**Requirement**
Edit the stretch of lines from the first one through the line containing "x-tick-label: 2000 bbox=[662, 1097, 736, 1131]" so that "x-tick-label" becomes "x-axis-tick", and give back only those lines with nothing else altered.

**Input rows**

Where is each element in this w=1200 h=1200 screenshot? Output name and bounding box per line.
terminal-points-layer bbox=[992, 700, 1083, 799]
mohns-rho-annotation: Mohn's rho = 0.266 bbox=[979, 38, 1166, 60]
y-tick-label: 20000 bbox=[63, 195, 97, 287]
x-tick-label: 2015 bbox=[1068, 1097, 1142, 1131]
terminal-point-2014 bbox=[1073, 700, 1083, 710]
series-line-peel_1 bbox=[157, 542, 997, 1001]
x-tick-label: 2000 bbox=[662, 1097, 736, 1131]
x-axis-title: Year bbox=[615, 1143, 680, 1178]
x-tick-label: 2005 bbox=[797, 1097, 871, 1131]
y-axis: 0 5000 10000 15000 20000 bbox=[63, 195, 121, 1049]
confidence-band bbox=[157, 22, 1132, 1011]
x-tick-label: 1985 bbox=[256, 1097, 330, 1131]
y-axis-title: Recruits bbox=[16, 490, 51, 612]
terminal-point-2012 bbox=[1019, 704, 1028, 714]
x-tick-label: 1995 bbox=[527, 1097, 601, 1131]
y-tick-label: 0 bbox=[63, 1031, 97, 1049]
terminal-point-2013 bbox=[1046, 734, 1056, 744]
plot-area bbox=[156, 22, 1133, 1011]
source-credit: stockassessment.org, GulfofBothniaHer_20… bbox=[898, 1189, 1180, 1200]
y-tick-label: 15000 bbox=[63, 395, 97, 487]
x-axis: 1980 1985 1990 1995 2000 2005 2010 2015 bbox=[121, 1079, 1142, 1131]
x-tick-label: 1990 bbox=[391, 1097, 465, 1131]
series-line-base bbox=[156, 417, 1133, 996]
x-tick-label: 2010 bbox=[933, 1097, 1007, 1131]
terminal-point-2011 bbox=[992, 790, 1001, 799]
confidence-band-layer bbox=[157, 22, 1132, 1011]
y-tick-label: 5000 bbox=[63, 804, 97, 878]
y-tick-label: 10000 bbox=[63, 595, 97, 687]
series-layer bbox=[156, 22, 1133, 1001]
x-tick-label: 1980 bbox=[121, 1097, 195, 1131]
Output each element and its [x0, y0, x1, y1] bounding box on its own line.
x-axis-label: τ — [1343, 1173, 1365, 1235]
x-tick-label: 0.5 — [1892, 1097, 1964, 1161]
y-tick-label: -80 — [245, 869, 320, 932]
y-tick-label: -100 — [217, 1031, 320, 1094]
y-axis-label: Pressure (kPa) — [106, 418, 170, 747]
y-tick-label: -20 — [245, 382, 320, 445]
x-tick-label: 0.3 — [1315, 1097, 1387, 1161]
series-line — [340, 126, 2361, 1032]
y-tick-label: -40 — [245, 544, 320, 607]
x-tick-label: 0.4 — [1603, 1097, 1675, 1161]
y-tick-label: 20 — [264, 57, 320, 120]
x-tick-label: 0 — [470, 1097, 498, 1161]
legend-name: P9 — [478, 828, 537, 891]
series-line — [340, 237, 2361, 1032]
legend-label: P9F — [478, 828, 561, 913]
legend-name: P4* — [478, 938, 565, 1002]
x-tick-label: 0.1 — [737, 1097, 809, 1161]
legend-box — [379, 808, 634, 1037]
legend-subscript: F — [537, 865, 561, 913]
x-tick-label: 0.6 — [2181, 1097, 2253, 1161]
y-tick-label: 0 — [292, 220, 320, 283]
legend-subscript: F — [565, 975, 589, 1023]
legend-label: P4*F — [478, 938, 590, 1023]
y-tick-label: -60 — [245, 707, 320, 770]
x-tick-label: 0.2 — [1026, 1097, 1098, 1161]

**Solution to the exercise**
Where is each element in this w=1200 h=1200 screenshot? Output name and bounding box per line.
terminal-points-layer bbox=[992, 700, 1083, 799]
mohns-rho-annotation: Mohn's rho = 0.266 bbox=[979, 38, 1166, 60]
y-tick-label: 20000 bbox=[63, 195, 97, 287]
x-axis-tick: 2015 bbox=[1068, 1097, 1142, 1131]
terminal-point-2014 bbox=[1073, 700, 1083, 710]
series-line-peel_1 bbox=[157, 542, 997, 1001]
x-axis-tick: 2000 bbox=[662, 1097, 736, 1131]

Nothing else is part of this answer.